RECORD LIST:
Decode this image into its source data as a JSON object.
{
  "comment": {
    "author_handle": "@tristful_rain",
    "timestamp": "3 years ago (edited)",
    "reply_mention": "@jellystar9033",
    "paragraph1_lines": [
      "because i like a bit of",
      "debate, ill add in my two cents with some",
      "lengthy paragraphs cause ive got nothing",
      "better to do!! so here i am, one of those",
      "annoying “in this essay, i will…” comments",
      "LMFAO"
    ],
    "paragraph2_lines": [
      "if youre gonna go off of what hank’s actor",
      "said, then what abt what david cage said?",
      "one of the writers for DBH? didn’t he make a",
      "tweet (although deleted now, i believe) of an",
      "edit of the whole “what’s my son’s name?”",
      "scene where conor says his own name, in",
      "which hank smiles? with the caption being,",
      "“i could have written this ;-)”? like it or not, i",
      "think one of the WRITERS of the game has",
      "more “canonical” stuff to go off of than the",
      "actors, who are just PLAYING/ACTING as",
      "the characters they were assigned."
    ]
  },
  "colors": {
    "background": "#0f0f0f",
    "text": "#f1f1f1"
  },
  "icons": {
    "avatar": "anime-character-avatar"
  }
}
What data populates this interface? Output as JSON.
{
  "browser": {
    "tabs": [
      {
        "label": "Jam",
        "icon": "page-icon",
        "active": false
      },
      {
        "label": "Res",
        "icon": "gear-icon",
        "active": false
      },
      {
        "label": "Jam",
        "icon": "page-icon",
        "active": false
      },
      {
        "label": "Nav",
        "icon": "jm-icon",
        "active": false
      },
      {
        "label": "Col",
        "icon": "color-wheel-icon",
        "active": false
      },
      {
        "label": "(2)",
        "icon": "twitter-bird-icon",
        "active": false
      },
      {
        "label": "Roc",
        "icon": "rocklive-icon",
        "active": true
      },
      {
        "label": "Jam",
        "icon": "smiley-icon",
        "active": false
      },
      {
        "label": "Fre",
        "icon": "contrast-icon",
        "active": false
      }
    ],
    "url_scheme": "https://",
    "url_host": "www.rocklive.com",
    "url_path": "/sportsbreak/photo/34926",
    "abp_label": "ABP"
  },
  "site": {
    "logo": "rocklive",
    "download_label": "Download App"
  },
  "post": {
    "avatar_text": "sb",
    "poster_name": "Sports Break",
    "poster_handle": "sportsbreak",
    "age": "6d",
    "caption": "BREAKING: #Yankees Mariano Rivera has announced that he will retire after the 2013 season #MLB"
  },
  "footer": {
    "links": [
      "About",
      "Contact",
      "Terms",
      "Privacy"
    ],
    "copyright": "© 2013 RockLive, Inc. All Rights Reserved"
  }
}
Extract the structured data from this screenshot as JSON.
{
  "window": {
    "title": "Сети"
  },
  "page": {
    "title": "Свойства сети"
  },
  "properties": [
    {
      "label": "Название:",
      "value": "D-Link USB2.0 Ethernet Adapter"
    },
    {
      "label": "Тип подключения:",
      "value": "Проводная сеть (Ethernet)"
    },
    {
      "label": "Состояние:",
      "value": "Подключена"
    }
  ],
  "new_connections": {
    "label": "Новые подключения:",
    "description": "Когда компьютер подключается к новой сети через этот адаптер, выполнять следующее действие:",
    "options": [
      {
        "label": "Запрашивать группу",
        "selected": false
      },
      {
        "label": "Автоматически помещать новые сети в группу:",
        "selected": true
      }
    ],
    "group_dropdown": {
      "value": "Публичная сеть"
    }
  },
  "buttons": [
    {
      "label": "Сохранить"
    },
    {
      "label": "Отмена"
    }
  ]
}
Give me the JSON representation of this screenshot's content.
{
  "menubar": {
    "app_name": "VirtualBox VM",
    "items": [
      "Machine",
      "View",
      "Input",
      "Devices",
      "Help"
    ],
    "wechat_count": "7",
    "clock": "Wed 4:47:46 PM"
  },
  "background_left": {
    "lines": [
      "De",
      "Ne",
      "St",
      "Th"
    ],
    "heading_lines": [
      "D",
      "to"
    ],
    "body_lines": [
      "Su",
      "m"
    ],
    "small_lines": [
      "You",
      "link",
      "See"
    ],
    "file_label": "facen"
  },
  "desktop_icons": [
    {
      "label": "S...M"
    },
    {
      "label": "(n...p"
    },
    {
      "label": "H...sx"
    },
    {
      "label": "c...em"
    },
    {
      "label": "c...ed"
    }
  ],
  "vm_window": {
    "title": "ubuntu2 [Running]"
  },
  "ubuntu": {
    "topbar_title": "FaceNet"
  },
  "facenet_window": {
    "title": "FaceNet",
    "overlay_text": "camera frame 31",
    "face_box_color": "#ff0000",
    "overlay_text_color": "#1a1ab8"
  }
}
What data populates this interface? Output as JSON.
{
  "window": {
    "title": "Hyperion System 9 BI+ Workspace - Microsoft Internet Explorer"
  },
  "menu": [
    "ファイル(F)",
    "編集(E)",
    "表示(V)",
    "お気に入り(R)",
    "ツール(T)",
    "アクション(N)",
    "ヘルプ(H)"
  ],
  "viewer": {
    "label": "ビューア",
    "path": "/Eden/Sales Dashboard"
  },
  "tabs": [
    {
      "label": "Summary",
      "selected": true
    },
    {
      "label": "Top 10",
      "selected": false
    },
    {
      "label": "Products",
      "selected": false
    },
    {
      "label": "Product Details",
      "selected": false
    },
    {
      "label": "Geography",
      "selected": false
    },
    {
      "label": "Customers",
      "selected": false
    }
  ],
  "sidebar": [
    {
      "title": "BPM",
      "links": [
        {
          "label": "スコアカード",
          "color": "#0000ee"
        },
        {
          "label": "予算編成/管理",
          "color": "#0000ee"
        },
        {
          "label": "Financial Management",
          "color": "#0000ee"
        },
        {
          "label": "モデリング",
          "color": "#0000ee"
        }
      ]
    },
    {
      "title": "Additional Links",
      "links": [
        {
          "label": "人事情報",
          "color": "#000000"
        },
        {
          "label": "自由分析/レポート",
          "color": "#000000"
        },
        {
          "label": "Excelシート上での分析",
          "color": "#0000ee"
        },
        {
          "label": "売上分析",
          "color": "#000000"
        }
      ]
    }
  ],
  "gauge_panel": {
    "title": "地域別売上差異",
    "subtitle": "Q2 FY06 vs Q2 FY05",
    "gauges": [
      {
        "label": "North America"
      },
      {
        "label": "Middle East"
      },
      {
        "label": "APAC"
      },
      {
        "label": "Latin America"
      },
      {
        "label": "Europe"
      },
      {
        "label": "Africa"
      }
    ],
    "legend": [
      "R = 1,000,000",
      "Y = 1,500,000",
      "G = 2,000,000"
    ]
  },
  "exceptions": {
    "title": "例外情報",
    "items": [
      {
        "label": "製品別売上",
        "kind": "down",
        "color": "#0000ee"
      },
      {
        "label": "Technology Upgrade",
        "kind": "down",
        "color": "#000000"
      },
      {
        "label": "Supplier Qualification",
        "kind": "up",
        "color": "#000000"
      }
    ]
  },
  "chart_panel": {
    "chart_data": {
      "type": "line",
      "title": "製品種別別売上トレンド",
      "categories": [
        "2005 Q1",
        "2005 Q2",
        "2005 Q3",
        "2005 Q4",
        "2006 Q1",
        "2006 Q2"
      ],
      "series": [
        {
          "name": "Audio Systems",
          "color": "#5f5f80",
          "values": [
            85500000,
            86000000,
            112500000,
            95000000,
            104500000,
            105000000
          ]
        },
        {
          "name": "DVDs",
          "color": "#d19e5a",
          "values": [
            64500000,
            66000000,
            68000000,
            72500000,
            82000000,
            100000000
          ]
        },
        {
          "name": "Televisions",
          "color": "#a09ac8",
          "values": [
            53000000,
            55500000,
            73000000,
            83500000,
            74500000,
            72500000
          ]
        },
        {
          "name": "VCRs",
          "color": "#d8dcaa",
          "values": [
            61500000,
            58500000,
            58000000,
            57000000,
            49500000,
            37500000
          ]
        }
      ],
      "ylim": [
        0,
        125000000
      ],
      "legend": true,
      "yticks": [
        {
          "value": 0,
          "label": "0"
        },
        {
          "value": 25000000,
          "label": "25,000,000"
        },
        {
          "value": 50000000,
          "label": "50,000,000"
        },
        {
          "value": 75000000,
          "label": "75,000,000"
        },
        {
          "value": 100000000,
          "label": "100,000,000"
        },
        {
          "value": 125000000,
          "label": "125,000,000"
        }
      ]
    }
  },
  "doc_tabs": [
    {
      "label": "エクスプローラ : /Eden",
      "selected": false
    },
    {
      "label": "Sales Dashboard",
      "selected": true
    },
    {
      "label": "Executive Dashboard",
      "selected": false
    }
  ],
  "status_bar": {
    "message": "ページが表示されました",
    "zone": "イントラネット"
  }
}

WHAT THIS TASK INVOLVES:
Find the word "with" in the entries, and copy every line it shows up in.

ANSWER IN FULL:
      "debate, ill add in my two cents with some",
      "which hank smiles? with the caption being,",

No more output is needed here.